[start of RECORDS FOR THIS TASK]

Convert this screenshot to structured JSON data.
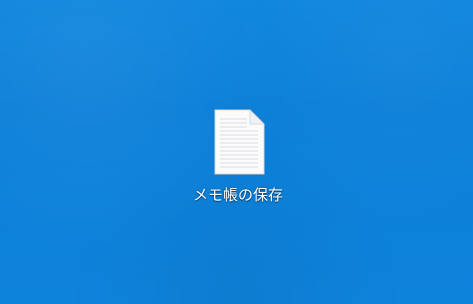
{
  "desktop": {
    "background_color": "#0b7fd8",
    "icon": {
      "type_icon": "text-document-icon",
      "label": "メモ帳の保存"
    }
  }
}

[end of RECORDS FOR THIS TASK]

* EXERCISE REQUIREMENTS: Copy the records word for word, leaving no picture in the copy.

* OUTPUT OF THE TASK:
Convert this screenshot to structured JSON data.
{
  "desktop": {
    "background_color": "#0b7fd8",
    "icon": {
      "type_icon": "text-document-icon",
      "label": "メモ帳の保存"
    }
  }
}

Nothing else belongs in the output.